++++ Exercise materials ++++

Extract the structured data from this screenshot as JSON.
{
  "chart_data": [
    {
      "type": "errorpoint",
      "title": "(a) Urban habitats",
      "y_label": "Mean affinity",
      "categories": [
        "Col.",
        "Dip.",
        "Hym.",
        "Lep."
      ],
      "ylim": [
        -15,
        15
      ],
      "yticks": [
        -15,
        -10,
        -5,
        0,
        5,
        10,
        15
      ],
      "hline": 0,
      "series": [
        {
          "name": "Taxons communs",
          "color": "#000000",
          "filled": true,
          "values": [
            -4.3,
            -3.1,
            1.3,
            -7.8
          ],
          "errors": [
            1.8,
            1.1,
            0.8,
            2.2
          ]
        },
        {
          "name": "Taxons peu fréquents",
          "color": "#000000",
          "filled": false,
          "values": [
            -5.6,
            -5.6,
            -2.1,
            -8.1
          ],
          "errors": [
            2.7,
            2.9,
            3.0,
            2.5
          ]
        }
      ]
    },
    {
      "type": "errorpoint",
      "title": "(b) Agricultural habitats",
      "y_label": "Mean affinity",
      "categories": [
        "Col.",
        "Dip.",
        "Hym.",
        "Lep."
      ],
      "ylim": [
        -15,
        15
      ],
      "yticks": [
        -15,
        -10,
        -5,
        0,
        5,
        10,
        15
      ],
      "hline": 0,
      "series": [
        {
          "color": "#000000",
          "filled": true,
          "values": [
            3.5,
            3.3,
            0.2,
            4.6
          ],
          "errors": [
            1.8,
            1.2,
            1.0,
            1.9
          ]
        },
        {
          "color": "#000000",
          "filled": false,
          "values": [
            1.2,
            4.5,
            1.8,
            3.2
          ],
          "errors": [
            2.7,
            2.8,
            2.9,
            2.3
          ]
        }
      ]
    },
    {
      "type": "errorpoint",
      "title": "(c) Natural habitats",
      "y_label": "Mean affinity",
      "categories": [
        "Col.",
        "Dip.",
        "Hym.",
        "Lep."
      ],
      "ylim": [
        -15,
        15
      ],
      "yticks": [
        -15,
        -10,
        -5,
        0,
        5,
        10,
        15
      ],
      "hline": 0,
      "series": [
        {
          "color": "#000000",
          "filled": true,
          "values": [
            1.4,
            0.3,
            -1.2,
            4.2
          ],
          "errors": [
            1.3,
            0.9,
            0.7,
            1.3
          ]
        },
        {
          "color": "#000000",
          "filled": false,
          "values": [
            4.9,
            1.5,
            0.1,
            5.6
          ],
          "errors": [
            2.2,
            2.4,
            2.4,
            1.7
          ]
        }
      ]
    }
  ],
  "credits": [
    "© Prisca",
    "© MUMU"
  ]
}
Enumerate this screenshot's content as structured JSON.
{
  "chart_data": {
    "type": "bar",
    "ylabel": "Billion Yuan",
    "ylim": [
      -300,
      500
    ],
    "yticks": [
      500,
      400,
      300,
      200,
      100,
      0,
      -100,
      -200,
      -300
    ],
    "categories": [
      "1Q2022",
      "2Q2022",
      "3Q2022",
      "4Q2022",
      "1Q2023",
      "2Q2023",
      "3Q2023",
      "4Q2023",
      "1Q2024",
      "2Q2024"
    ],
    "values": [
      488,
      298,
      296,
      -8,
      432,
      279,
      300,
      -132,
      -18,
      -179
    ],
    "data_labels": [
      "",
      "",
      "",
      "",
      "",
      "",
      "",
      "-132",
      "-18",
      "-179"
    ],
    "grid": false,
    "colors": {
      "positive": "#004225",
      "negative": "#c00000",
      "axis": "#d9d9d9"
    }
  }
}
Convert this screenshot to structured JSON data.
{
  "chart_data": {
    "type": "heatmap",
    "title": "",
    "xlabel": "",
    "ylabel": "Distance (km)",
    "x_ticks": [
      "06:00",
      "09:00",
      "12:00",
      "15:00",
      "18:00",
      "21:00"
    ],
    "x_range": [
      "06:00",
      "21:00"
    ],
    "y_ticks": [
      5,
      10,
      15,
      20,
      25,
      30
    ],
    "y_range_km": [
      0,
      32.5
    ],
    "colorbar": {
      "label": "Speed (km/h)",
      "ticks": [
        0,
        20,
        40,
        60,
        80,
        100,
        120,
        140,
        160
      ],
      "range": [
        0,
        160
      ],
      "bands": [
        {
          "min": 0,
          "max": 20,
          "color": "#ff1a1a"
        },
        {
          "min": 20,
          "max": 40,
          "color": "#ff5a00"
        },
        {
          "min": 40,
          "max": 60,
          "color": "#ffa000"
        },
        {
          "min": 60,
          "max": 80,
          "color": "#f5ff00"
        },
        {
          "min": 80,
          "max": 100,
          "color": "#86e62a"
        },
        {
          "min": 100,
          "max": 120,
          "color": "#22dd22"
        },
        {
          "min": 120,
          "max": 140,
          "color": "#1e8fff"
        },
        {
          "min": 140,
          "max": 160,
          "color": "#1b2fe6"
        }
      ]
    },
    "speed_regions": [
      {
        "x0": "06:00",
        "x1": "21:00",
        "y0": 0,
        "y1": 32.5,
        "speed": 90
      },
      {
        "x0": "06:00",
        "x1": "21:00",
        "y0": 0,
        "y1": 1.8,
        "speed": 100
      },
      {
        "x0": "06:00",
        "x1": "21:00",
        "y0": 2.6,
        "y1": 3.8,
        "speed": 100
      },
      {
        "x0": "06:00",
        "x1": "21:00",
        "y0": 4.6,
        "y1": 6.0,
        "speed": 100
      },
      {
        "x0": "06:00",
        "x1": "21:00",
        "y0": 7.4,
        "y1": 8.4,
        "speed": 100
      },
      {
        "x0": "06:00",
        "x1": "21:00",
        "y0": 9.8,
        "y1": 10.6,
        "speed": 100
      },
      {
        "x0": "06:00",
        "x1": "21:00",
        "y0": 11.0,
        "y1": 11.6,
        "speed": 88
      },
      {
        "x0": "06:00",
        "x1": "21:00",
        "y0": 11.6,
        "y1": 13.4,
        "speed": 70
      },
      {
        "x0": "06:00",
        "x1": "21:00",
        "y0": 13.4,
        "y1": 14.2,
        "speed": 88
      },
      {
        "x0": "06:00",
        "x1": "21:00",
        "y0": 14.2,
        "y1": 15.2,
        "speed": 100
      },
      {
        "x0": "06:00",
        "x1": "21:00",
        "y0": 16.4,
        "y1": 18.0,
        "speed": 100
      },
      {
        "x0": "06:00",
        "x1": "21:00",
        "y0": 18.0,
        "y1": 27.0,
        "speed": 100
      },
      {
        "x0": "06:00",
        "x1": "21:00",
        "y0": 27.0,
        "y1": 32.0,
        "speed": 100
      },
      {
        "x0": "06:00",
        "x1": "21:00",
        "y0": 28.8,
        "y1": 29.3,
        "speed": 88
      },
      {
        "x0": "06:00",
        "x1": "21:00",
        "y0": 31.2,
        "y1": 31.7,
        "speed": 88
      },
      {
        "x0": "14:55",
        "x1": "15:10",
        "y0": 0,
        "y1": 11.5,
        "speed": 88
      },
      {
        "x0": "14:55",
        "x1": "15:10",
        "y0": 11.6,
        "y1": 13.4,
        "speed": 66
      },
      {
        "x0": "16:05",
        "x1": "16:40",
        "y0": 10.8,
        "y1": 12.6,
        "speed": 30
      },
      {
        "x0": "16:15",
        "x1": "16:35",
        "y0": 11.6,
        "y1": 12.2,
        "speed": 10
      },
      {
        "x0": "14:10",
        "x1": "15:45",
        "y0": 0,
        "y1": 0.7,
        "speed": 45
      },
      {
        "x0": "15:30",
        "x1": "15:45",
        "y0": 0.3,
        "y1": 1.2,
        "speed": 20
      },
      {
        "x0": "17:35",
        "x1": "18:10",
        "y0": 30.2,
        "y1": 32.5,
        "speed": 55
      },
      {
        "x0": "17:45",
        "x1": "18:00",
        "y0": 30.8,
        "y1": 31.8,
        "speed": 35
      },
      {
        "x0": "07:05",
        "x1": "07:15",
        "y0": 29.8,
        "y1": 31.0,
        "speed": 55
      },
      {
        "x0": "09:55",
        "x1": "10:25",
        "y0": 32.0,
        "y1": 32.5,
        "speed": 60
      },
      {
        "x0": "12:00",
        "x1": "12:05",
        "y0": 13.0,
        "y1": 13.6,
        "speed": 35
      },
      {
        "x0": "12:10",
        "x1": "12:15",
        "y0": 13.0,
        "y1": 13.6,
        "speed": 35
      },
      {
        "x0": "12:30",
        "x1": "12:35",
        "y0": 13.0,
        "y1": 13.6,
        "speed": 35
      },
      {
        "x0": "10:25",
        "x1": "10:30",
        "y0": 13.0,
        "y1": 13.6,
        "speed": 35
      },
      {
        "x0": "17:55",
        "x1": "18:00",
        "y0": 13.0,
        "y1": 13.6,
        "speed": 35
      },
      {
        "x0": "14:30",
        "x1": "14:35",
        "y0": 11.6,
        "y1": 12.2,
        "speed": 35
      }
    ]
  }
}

++++

■ **Aim**:
Pull every line containing the word "screenshot" out of the material.

■ **Task answer**:
Extract the structured data from this screenshot as JSON.
Enumerate this screenshot's content as structured JSON.
Convert this screenshot to structured JSON data.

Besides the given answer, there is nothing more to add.